## PROBLEM REQUIREMENTS
Repeat the full listing below verbatim and keep the images out.

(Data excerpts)
┌──
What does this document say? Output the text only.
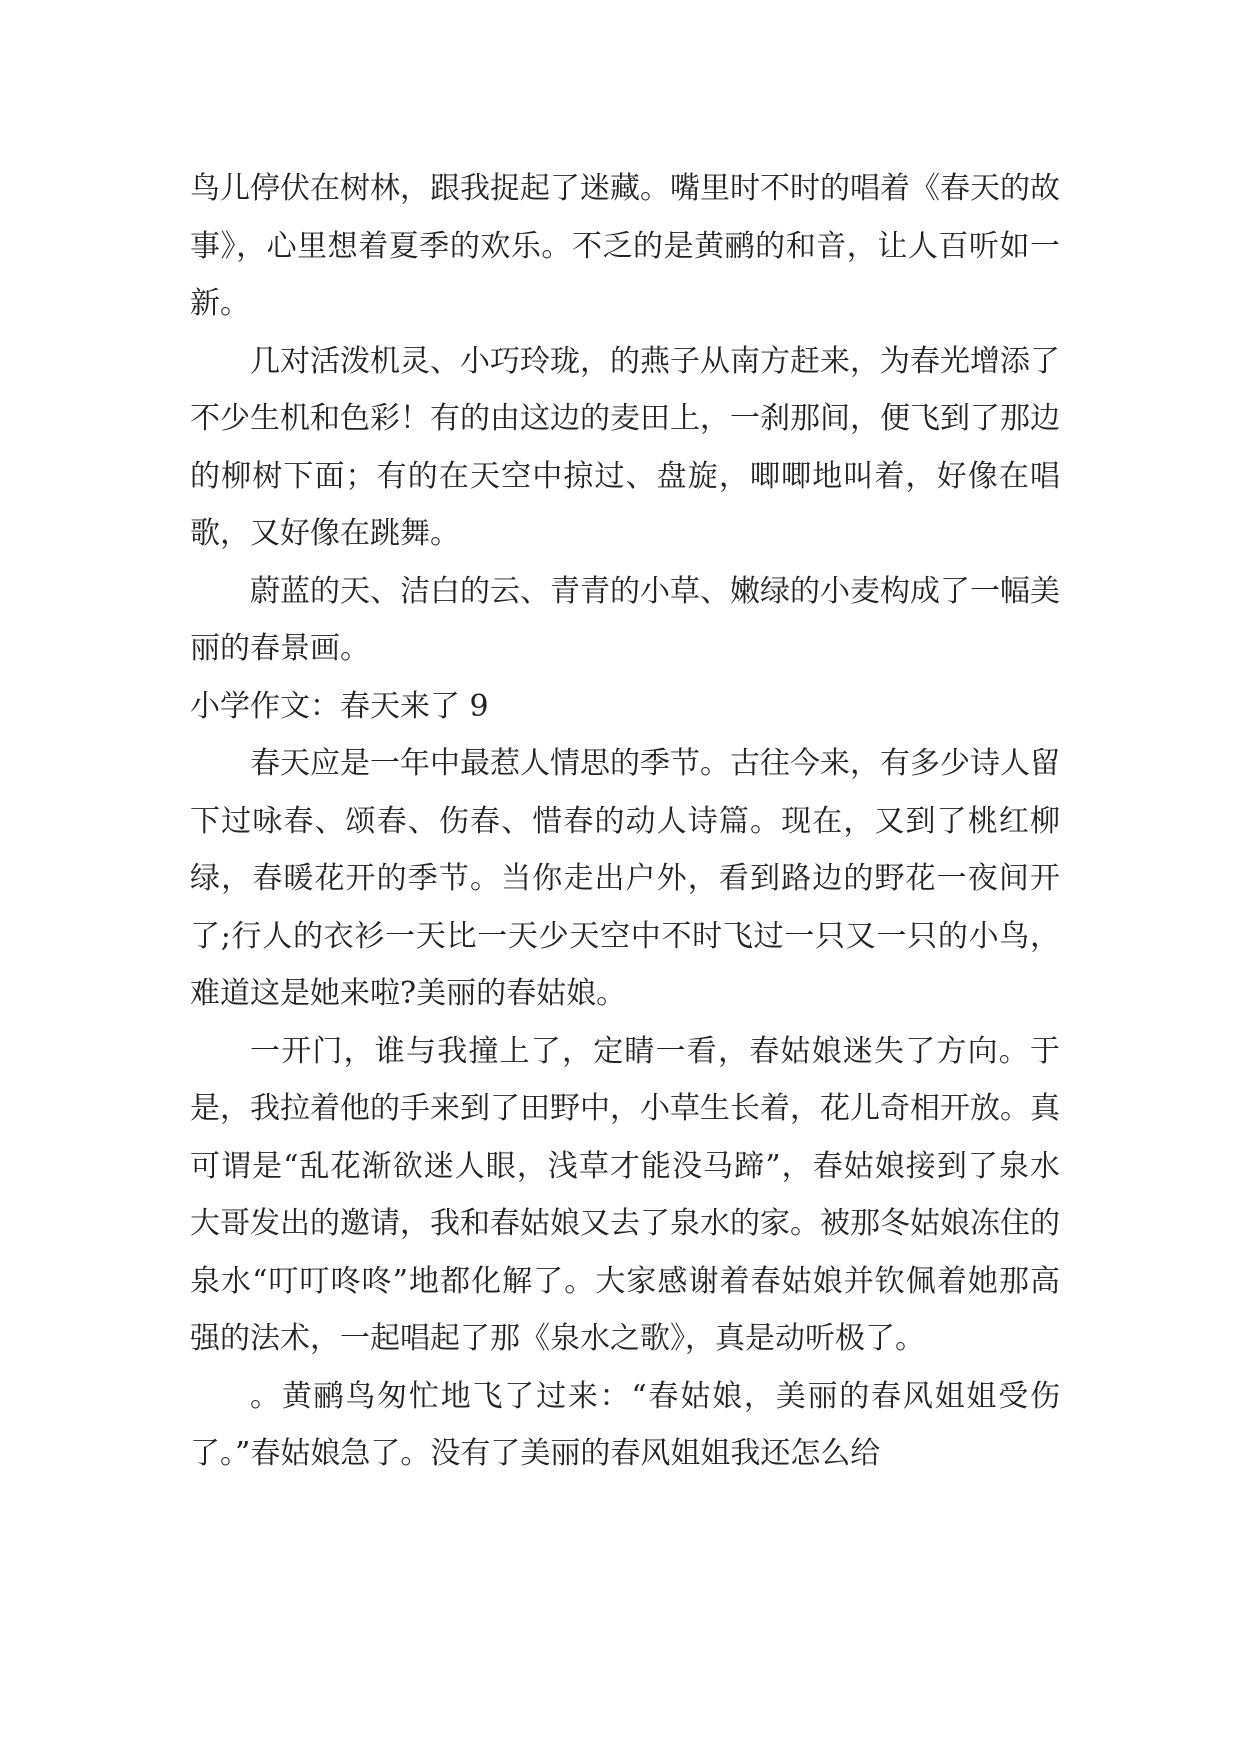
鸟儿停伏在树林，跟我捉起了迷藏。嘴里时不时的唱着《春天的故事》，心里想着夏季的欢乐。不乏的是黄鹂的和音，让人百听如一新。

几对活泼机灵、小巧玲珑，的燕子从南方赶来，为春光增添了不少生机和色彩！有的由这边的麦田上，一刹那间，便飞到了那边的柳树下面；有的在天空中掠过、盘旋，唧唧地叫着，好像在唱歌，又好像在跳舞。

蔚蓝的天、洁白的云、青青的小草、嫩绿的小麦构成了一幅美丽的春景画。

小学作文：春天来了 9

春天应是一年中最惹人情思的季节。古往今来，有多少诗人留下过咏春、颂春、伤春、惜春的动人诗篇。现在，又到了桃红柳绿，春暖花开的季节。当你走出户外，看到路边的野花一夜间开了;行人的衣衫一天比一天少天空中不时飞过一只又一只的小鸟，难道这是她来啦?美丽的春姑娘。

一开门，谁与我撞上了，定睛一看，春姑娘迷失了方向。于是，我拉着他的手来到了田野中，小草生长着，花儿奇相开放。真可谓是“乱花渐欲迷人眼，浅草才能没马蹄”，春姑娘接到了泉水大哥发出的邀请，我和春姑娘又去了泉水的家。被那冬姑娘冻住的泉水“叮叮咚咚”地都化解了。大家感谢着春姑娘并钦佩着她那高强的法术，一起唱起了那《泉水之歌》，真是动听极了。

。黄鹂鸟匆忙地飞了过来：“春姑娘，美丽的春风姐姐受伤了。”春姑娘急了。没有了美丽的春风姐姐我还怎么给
└──
## SOLUTION FOR THIS TASK
What does this document say? Output the text only.
鸟儿停伏在树林，跟我捉起了迷藏。嘴里时不时的唱着《春天的故事》，心里想着夏季的欢乐。不乏的是黄鹂的和音，让人百听如一新。

几对活泼机灵、小巧玲珑，的燕子从南方赶来，为春光增添了不少生机和色彩！有的由这边的麦田上，一刹那间，便飞到了那边的柳树下面；有的在天空中掠过、盘旋，唧唧地叫着，好像在唱歌，又好像在跳舞。

蔚蓝的天、洁白的云、青青的小草、嫩绿的小麦构成了一幅美丽的春景画。

小学作文：春天来了 9

春天应是一年中最惹人情思的季节。古往今来，有多少诗人留下过咏春、颂春、伤春、惜春的动人诗篇。现在，又到了桃红柳绿，春暖花开的季节。当你走出户外，看到路边的野花一夜间开了;行人的衣衫一天比一天少天空中不时飞过一只又一只的小鸟，难道这是她来啦?美丽的春姑娘。

一开门，谁与我撞上了，定睛一看，春姑娘迷失了方向。于是，我拉着他的手来到了田野中，小草生长着，花儿奇相开放。真可谓是“乱花渐欲迷人眼，浅草才能没马蹄”，春姑娘接到了泉水大哥发出的邀请，我和春姑娘又去了泉水的家。被那冬姑娘冻住的泉水“叮叮咚咚”地都化解了。大家感谢着春姑娘并钦佩着她那高强的法术，一起唱起了那《泉水之歌》，真是动听极了。

。黄鹂鸟匆忙地飞了过来：“春姑娘，美丽的春风姐姐受伤了。”春姑娘急了。没有了美丽的春风姐姐我还怎么给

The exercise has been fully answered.